Which lines hold the word "manette"? Copy each of them from the material.

— START PROVIDED DATA —

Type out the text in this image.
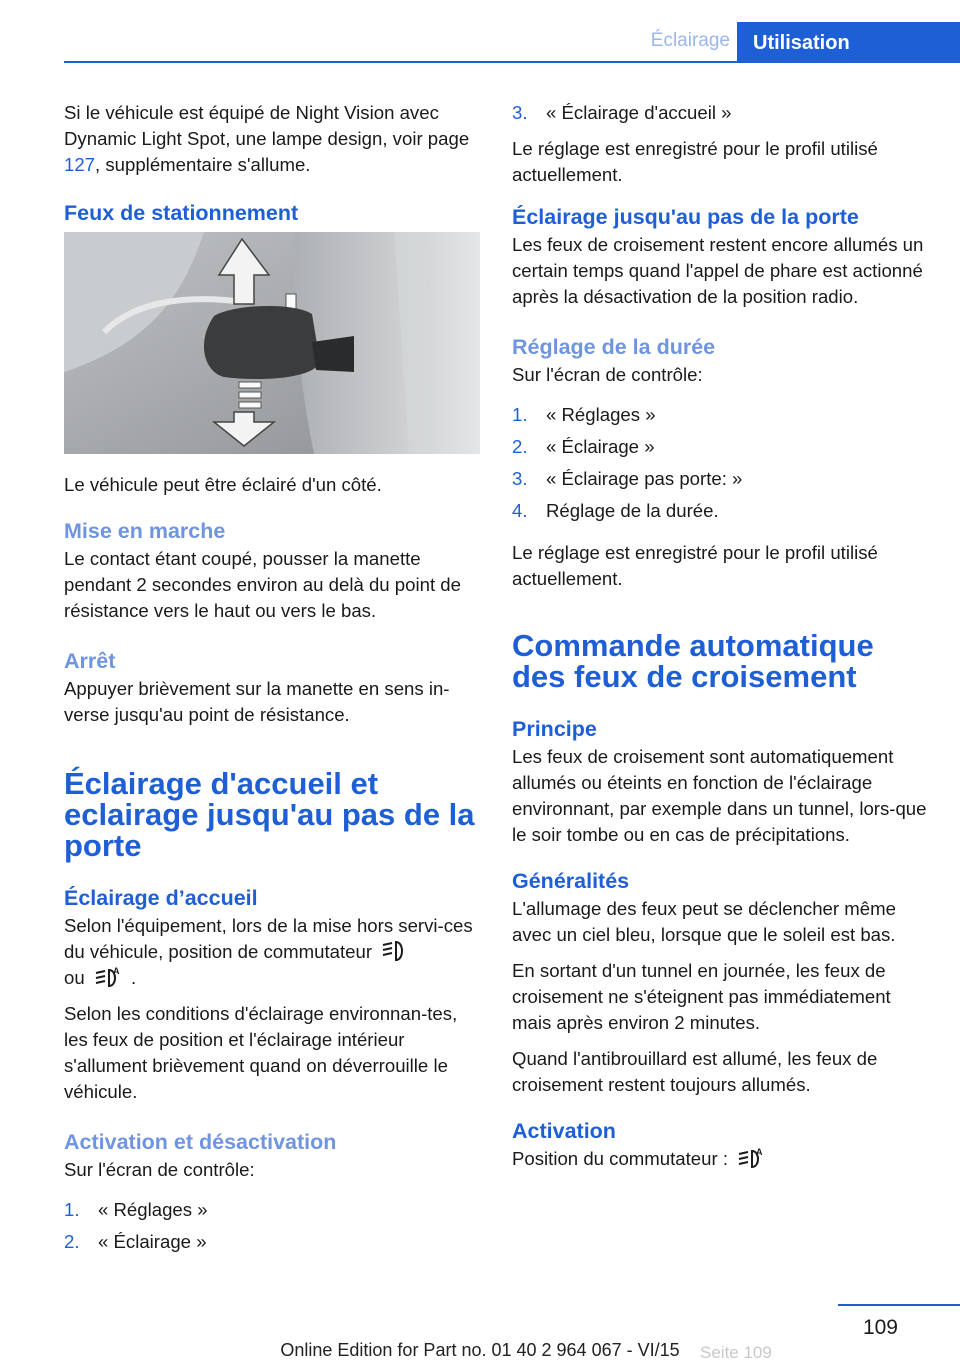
Éclairage	Utilisation

Si le véhicule est équipé de Night Vision avec Dynamic Light Spot, une lampe design, voir page 127, supplémentaire s'allume.

Feux de stationnement

Le véhicule peut être éclairé d'un côté.

Mise en marche

Le contact étant coupé, pousser la manette pendant 2 secondes environ au delà du point de résistance vers le haut ou vers le bas.

Arrêt

Appuyer brièvement sur la manette en sens in‐verse jusqu'au point de résistance.

Éclairage d'accueil et eclairage jusqu'au pas de la porte
Éclairage d’accueil

Selon l'équipement, lors de la mise hors servi‐ces du véhicule, position de commutateur
ou	A .

Selon les conditions d'éclairage environnan‐tes, les feux de position et l'éclairage intérieur s'allument brièvement quand on déverrouille le véhicule.

Activation et désactivation

Sur l'écran de contrôle:

1. « Réglages »
2. « Éclairage »
3. « Éclairage d'accueil »

Le réglage est enregistré pour le profil utilisé actuellement.

Éclairage jusqu'au pas de la porte

Les feux de croisement restent encore allumés un certain temps quand l'appel de phare est actionné après la désactivation de la position radio.

Réglage de la durée

Sur l'écran de contrôle:

1. « Réglages »
2. « Éclairage »
3. « Éclairage pas porte: »
4. Réglage de la durée.

Le réglage est enregistré pour le profil utilisé actuellement.

Commande automatique des feux de croisement
Principe

Les feux de croisement sont automatiquement allumés ou éteints en fonction de l'éclairage environnant, par exemple dans un tunnel, lors‐que le soir tombe ou en cas de précipitations.

Généralités

L'allumage des feux peut se déclencher même avec un ciel bleu, lorsque que le soleil est bas.

En sortant d'un tunnel en journée, les feux de croisement ne s'éteignent pas immédiatement mais après environ 2 minutes.

Quand l'antibrouillard est allumé, les feux de croisement restent toujours allumés.

Activation

Position du commutateur :	A

109
Online Edition for Part no. 01 40 2 964 067 - VI/15	Seite 109
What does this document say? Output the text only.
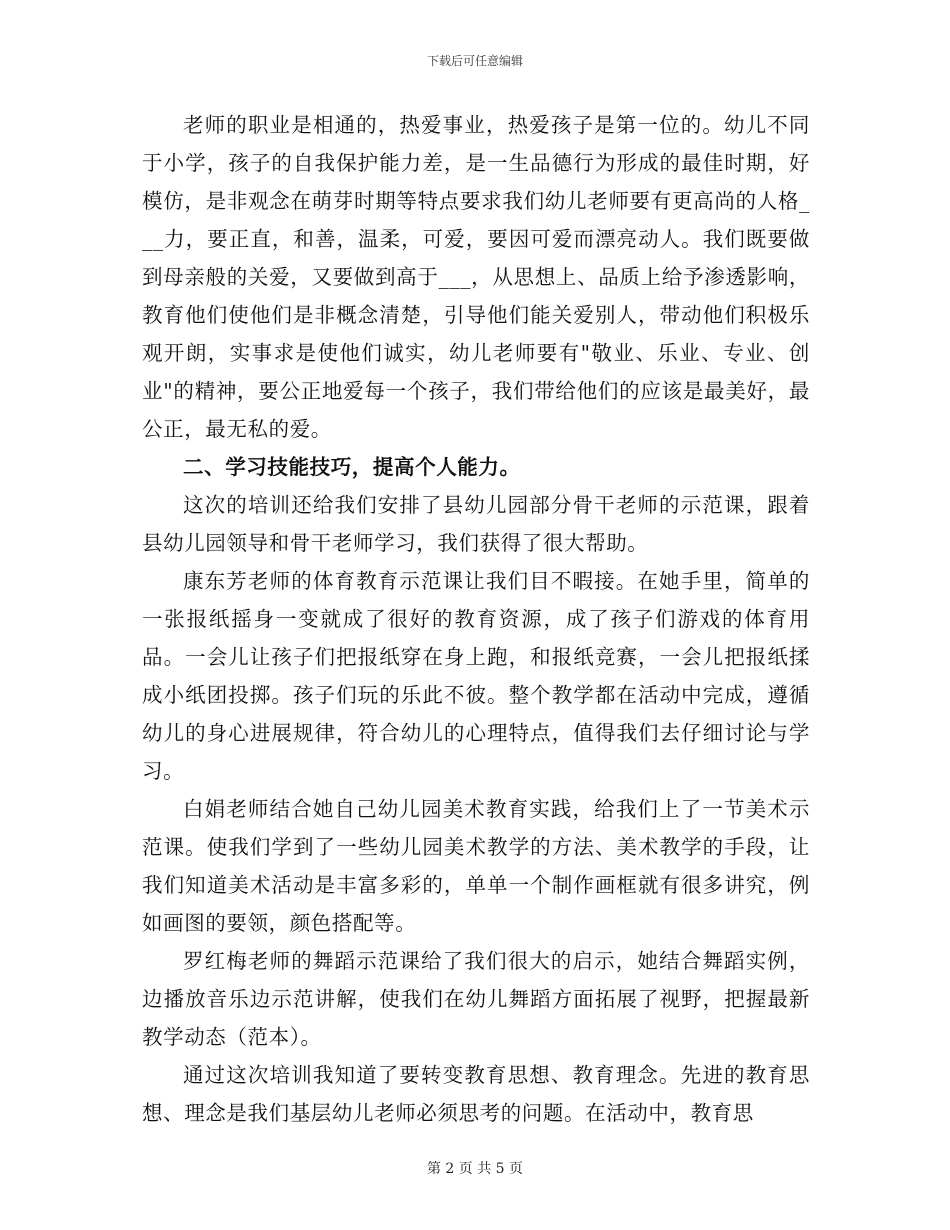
下载后可任意编辑

老师的职业是相通的，热爱事业，热爱孩子是第一位的。幼儿不同于小学，孩子的自我保护能力差，是一生品德行为形成的最佳时期，好模仿，是非观念在萌芽时期等特点要求我们幼儿老师要有更高尚的人格___力，要正直，和善，温柔，可爱，要因可爱而漂亮动人。我们既要做到母亲般的关爱，又要做到高于___，从思想上、品质上给予渗透影响，教育他们使他们是非概念清楚，引导他们能关爱别人，带动他们积极乐观开朗，实事求是使他们诚实，幼儿老师要有"敬业、乐业、专业、创业"的精神，要公正地爱每一个孩子，我们带给他们的应该是最美好，最公正，最无私的爱。

二、学习技能技巧，提高个人能力。

这次的培训还给我们安排了县幼儿园部分骨干老师的示范课，跟着县幼儿园领导和骨干老师学习，我们获得了很大帮助。

康东芳老师的体育教育示范课让我们目不暇接。在她手里，简单的一张报纸摇身一变就成了很好的教育资源，成了孩子们游戏的体育用品。一会儿让孩子们把报纸穿在身上跑，和报纸竞赛，一会儿把报纸揉成小纸团投掷。孩子们玩的乐此不彼。整个教学都在活动中完成，遵循幼儿的身心进展规律，符合幼儿的心理特点，值得我们去仔细讨论与学习。

白娟老师结合她自己幼儿园美术教育实践，给我们上了一节美术示范课。使我们学到了一些幼儿园美术教学的方法、美术教学的手段，让我们知道美术活动是丰富多彩的，单单一个制作画框就有很多讲究，例如画图的要领，颜色搭配等。

罗红梅老师的舞蹈示范课给了我们很大的启示，她结合舞蹈实例，边播放音乐边示范讲解，使我们在幼儿舞蹈方面拓展了视野，把握最新教学动态（范本）。

通过这次培训我知道了要转变教育思想、教育理念。先进的教育思想、理念是我们基层幼儿老师必须思考的问题。在活动中，教育思

第 2 页 共 5 页
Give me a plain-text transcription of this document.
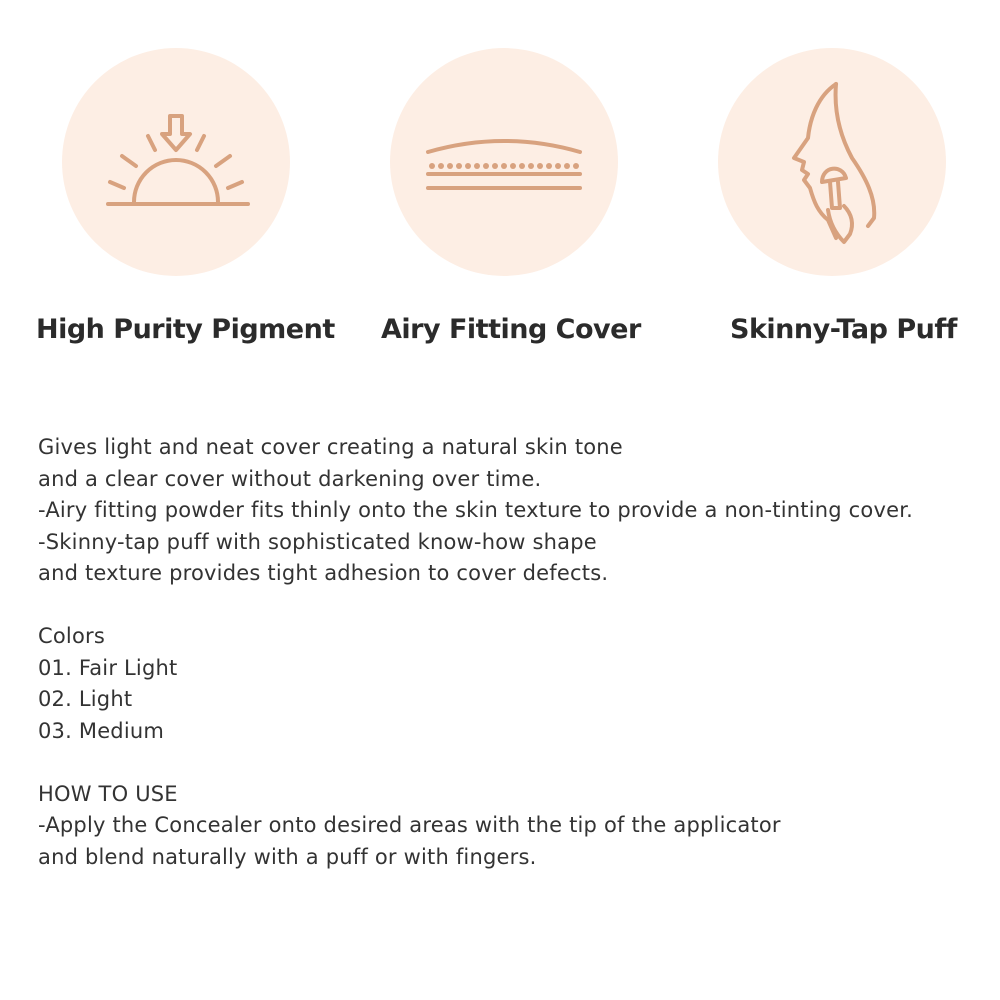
High Purity Pigment Airy Fitting Cover	Skinny-Tap Puff
Gives light and neat cover creating a natural skin tone
and a clear cover without darkening over time.
-Airy fitting powder fits thinly onto the skin texture to provide a non-tinting cover.
-Skinny-tap puff with sophisticated know-how shape
and texture provides tight adhesion to cover defects.
Colors
01. Fair Light
02. Light
03. Medium
HOW TO USE
-Apply the Concealer onto desired areas with the tip of the applicator
and blend naturally with a puff or with fingers.
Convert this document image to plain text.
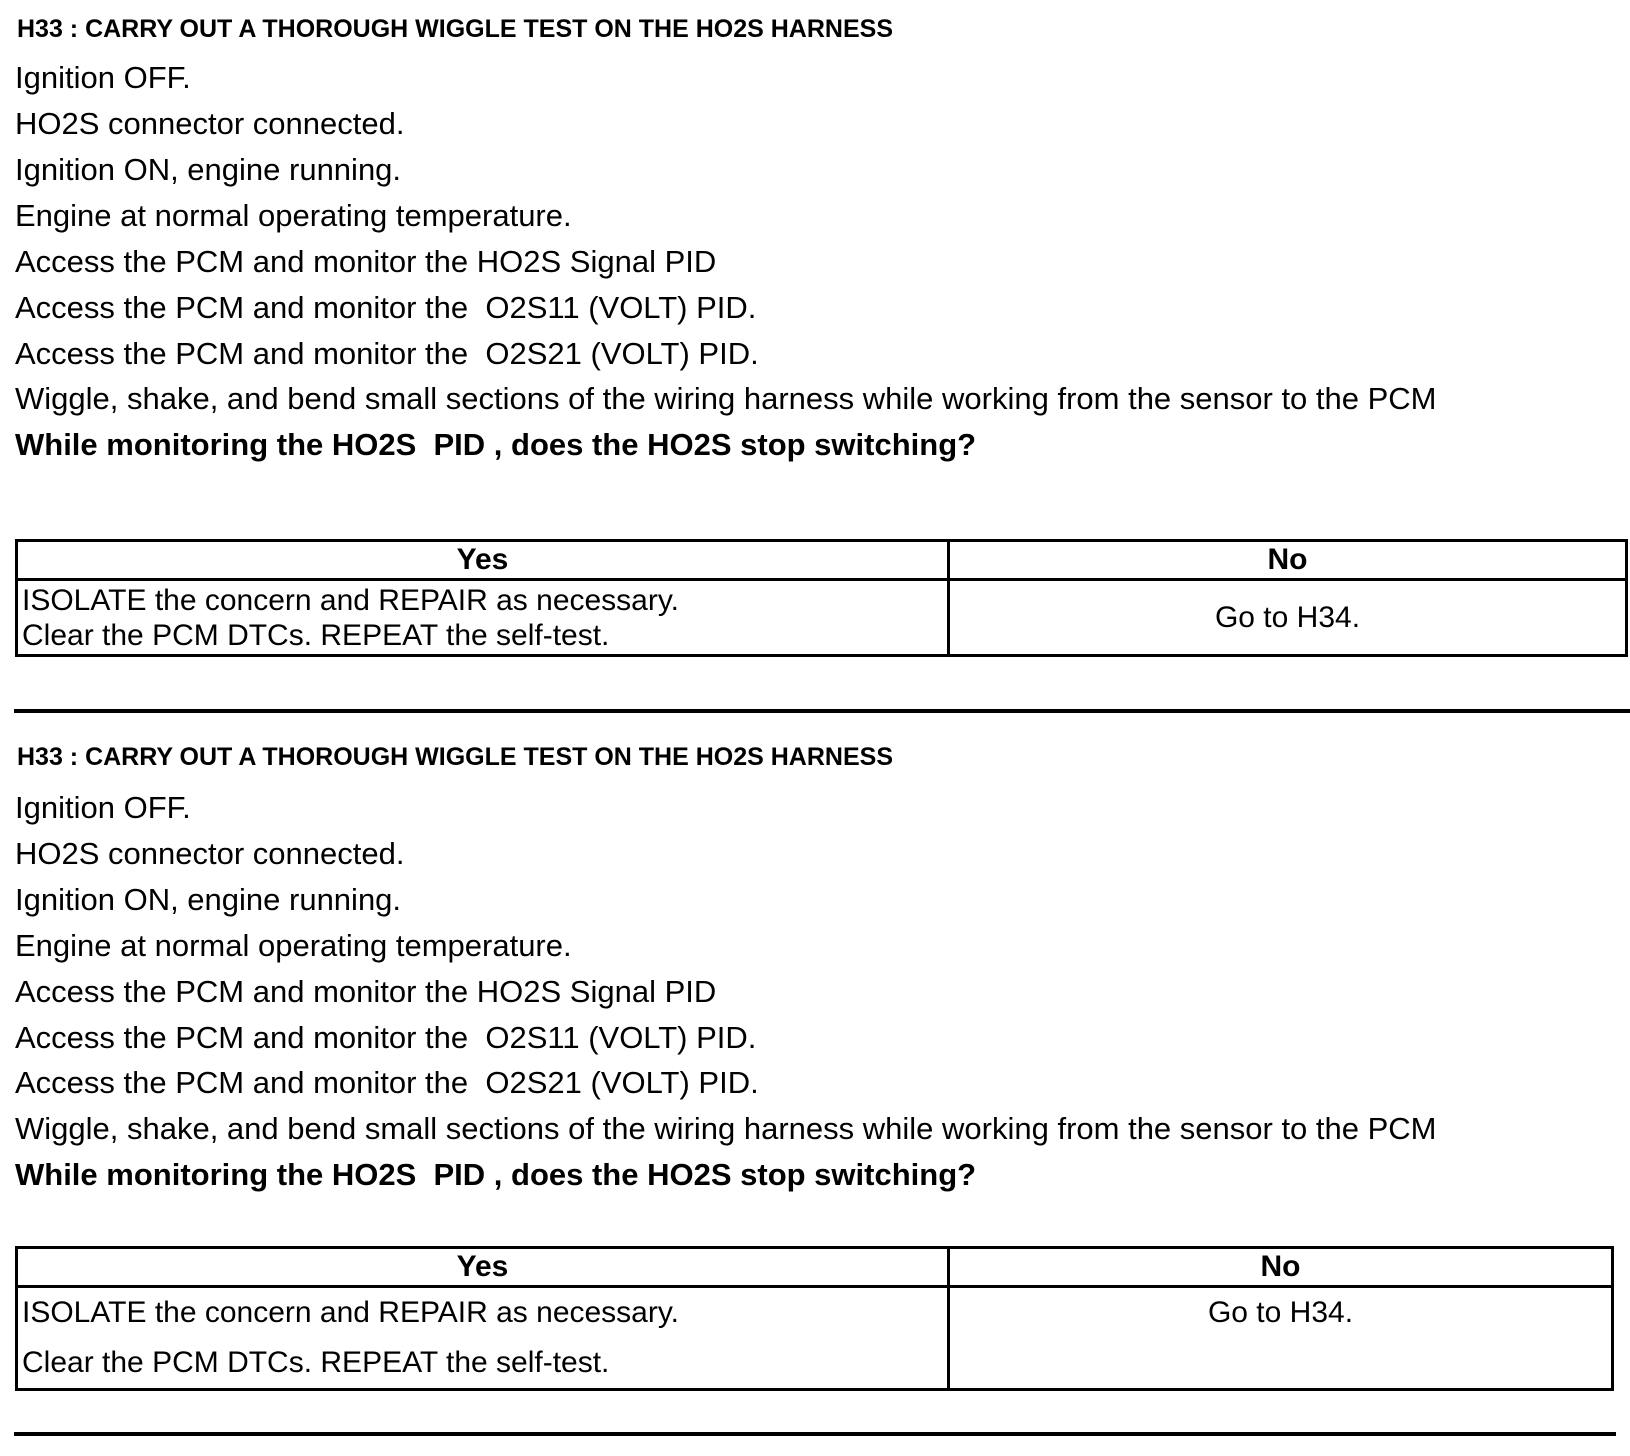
H33 : CARRY OUT A THOROUGH WIGGLE TEST ON THE HO2S HARNESS
Ignition OFF.
HO2S connector connected.
Ignition ON, engine running.
Engine at normal operating temperature.
Access the PCM and monitor the HO2S Signal PID
Access the PCM and monitor the  O2S11 (VOLT) PID.
Access the PCM and monitor the  O2S21 (VOLT) PID.
Wiggle, shake, and bend small sections of the wiring harness while working from the sensor to the PCM
While monitoring the HO2S  PID , does the HO2S stop switching?
Yes	No

ISOLATE the concern and REPAIR as necessary.
Clear the PCM DTCs. REPEAT the self-test.	Go to H34.
H33 : CARRY OUT A THOROUGH WIGGLE TEST ON THE HO2S HARNESS
Ignition OFF.
HO2S connector connected.
Ignition ON, engine running.
Engine at normal operating temperature.
Access the PCM and monitor the HO2S Signal PID
Access the PCM and monitor the  O2S11 (VOLT) PID.
Access the PCM and monitor the  O2S21 (VOLT) PID.
Wiggle, shake, and bend small sections of the wiring harness while working from the sensor to the PCM
While monitoring the HO2S  PID , does the HO2S stop switching?
Yes	No

ISOLATE the concern and REPAIR as necessary.
Clear the PCM DTCs. REPEAT the self-test.	Go to H34.
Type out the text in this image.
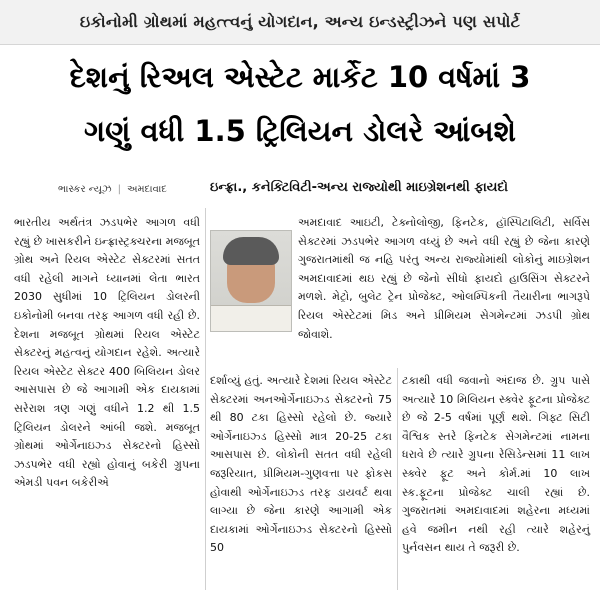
ઇકોનોમી ગ્રોથમાં મહત્ત્વનું યોગદાન, અન્ય ઇન્ડસ્ટ્રીઝને પણ સપોર્ટ
દેશનું રિઅલ એસ્ટેટ માર્કેટ 10 વર્ષમાં 3
ગણું વધી 1.5 ટ્રિલિયન ડોલરે આંબશે
ભાસ્કર ન્યૂઝ | અમદાવાદ	ઇન્ફ્રા., કનેક્ટિવિટી-અન્ય રાજ્યોથી માઇગ્રેશનથી ફાયદો

ભારતીય અર્થતંત્ર ઝડપભેર આગળ વધી રહ્યું છે ખાસકરીને ઇન્ફ્રાસ્ટ્રક્ચરના મજબૂત ગ્રોથ અને રિયલ એસ્ટેટ સેક્ટરમાં સતત વધી રહેલી માગને ધ્યાનમાં લેતા ભારત 2030 સુધીમાં 10 ટ્રિલિયન ડોલરની ઇકોનોમી બનવા તરફ આગળ વધી રહી છે. દેશના મજબૂત ગ્રોથમાં રિયલ એસ્ટેટ સેક્ટરનું મહત્વનું યોગદાન રહેશે. અત્યારે રિયલ એસ્ટેટ સેક્ટર 400 બિલિયન ડોલર આસપાસ છે જે આગામી એક દાયકામાં સરેરાશ ત્રણ ગણું વધીને 1.2 થી 1.5 ટ્રિલિયન ડોલરને આંબી જશે. મજબૂત ગ્રોથમાં ઓર્ગેનાઇઝ્ડ સેક્ટરનો હિસ્સો ઝડપભેર વધી રહ્યો હોવાનું બકેરી ગ્રુપના એમડી પવન બકેરીએ

અમદાવાદ આઇટી, ટેક્નોલોજી, ફિનટેક, હૉસ્પિટાલિટી, સર્વિસ સેક્ટરમાં ઝડપભેર આગળ વધ્યું છે અને વધી રહ્યું છે જેના કારણે ગુજરાતમાંથી જ નહિ પરંતુ અન્ય રાજ્યોમાંથી લોકોનું માઇગ્રેશન અમદાવાદમાં થઇ રહ્યું છે જેનો સીધો ફાયદો હાઉસિંગ સેક્ટરને મળશે. મેટ્રો, બુલેટ ટ્રેન પ્રોજેક્ટ, ઓલમ્પિકની તૈયારીના ભાગરૂપે રિયલ એસ્ટેટમાં મિડ અને પ્રીમિયમ સેગમેન્ટમાં ઝડપી ગ્રોથ જોવાશે.

દર્શાવ્યું હતું. અત્યારે દેશમાં રિયલ એસ્ટેટ સેક્ટરમાં અનઓર્ગેનાઇઝ્ડ સેક્ટરનો 75 થી 80 ટકા હિસ્સો રહેલો છે. જ્યારે ઓર્ગેનાઇઝ્ડ હિસ્સો માત્ર 20-25 ટકા આસપાસ છે. લોકોની સતત વધી રહેલી જરૂરિયાત, પ્રીમિયમ-ગુણવત્તા પર ફોકસ હોવાથી ઓર્ગેનાઇઝ્ડ તરફ ડાયવર્ટ થવા લાગ્યા છે જેના કારણે આગામી એક દાયકામાં ઓર્ગેનાઇઝ્ડ સેક્ટરનો હિસ્સો 50

ટકાથી વધી જવાનો અંદાજ છે. ગ્રુપ પાસે અત્યારે 10 મિલિયન સ્ક્વેર ફૂટના પ્રોજેક્ટ છે જે 2-5 વર્ષમાં પૂર્ણ થશે. ગિફ્ટ સિટી વૈશ્વિક સ્તરે ફિનટેક સેગમેન્ટમાં નામના ધરાવે છે ત્યારે ગ્રુપના રેસિડેન્સમાં 11 લાખ સ્ક્વેર ફૂટ અને કોર્મ.માં 10 લાખ સ્ક.ફૂટના પ્રોજેક્ટ ચાલી રહ્યાં છે. ગુજરાતમાં અમદાવાદમાં શહેરના મધ્યમાં હવે જમીન નથી રહી ત્યારે શહેરનું પુર્નવસન થાય તે જરૂરી છે.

— END PROVIDED DATA —

◆ RESULT FOR THIS EXERCISE ◆
Le contact étant coupé, pousser la manette pendant 2 secondes environ au delà du point de résistance vers le haut ou vers le bas.
Appuyer brièvement sur la manette en sens in‐verse jusqu'au point de résistance.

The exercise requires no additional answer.